### SUPPLIED MATERIAL
---------------
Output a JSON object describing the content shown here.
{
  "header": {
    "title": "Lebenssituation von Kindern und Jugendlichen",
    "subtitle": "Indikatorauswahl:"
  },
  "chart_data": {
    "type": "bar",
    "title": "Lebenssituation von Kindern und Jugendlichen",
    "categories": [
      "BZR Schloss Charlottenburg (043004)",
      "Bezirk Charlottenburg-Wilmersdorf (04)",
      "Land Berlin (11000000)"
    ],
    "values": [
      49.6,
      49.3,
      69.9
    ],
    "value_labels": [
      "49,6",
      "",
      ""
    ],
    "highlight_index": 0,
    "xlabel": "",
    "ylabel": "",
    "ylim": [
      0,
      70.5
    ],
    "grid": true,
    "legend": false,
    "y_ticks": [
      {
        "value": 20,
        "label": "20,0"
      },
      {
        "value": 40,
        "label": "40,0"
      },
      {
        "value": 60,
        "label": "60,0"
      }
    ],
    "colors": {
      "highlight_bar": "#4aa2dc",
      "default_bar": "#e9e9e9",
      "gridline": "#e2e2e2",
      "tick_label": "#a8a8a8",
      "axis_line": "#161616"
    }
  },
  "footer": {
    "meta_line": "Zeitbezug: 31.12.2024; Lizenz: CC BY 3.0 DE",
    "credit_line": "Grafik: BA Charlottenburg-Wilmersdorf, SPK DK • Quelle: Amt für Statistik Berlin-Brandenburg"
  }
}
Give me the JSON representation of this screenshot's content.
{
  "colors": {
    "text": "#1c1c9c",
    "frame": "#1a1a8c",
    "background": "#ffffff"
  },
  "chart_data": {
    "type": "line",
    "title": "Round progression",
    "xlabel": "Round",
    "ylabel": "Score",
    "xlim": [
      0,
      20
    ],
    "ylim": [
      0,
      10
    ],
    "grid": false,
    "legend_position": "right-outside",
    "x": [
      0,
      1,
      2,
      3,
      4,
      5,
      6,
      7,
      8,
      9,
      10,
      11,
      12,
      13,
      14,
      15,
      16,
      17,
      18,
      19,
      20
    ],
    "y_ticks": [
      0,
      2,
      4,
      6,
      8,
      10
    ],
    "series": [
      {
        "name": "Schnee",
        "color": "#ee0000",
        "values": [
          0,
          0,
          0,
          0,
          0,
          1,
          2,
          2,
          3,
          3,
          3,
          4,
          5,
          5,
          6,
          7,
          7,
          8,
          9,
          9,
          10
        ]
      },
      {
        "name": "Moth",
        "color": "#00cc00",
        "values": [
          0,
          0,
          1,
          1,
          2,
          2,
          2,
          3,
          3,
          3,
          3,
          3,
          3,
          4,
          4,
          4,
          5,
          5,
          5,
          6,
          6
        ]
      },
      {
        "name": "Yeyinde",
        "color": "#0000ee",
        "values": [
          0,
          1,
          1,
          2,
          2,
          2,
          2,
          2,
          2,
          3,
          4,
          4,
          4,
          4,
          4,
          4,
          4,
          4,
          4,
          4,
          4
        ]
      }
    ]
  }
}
---------------
### TASK TO COMPLETE
Quote each line of the listing above exactly.

### ANSWER TO THE TASK
Output a JSON object describing the content shown here.
{
  "header": {
    "title": "Lebenssituation von Kindern und Jugendlichen",
    "subtitle": "Indikatorauswahl:"
  },
  "chart_data": {
    "type": "bar",
    "title": "Lebenssituation von Kindern und Jugendlichen",
    "categories": [
      "BZR Schloss Charlottenburg (043004)",
      "Bezirk Charlottenburg-Wilmersdorf (04)",
      "Land Berlin (11000000)"
    ],
    "values": [
      49.6,
      49.3,
      69.9
    ],
    "value_labels": [
      "49,6",
      "",
      ""
    ],
    "highlight_index": 0,
    "xlabel": "",
    "ylabel": "",
    "ylim": [
      0,
      70.5
    ],
    "grid": true,
    "legend": false,
    "y_ticks": [
      {
        "value": 20,
        "label": "20,0"
      },
      {
        "value": 40,
        "label": "40,0"
      },
      {
        "value": 60,
        "label": "60,0"
      }
    ],
    "colors": {
      "highlight_bar": "#4aa2dc",
      "default_bar": "#e9e9e9",
      "gridline": "#e2e2e2",
      "tick_label": "#a8a8a8",
      "axis_line": "#161616"
    }
  },
  "footer": {
    "meta_line": "Zeitbezug: 31.12.2024; Lizenz: CC BY 3.0 DE",
    "credit_line": "Grafik: BA Charlottenburg-Wilmersdorf, SPK DK • Quelle: Amt für Statistik Berlin-Brandenburg"
  }
}
Give me the JSON representation of this screenshot's content.
{
  "colors": {
    "text": "#1c1c9c",
    "frame": "#1a1a8c",
    "background": "#ffffff"
  },
  "chart_data": {
    "type": "line",
    "title": "Round progression",
    "xlabel": "Round",
    "ylabel": "Score",
    "xlim": [
      0,
      20
    ],
    "ylim": [
      0,
      10
    ],
    "grid": false,
    "legend_position": "right-outside",
    "x": [
      0,
      1,
      2,
      3,
      4,
      5,
      6,
      7,
      8,
      9,
      10,
      11,
      12,
      13,
      14,
      15,
      16,
      17,
      18,
      19,
      20
    ],
    "y_ticks": [
      0,
      2,
      4,
      6,
      8,
      10
    ],
    "series": [
      {
        "name": "Schnee",
        "color": "#ee0000",
        "values": [
          0,
          0,
          0,
          0,
          0,
          1,
          2,
          2,
          3,
          3,
          3,
          4,
          5,
          5,
          6,
          7,
          7,
          8,
          9,
          9,
          10
        ]
      },
      {
        "name": "Moth",
        "color": "#00cc00",
        "values": [
          0,
          0,
          1,
          1,
          2,
          2,
          2,
          3,
          3,
          3,
          3,
          3,
          3,
          4,
          4,
          4,
          5,
          5,
          5,
          6,
          6
        ]
      },
      {
        "name": "Yeyinde",
        "color": "#0000ee",
        "values": [
          0,
          1,
          1,
          2,
          2,
          2,
          2,
          2,
          2,
          3,
          4,
          4,
          4,
          4,
          4,
          4,
          4,
          4,
          4,
          4,
          4
        ]
      }
    ]
  }
}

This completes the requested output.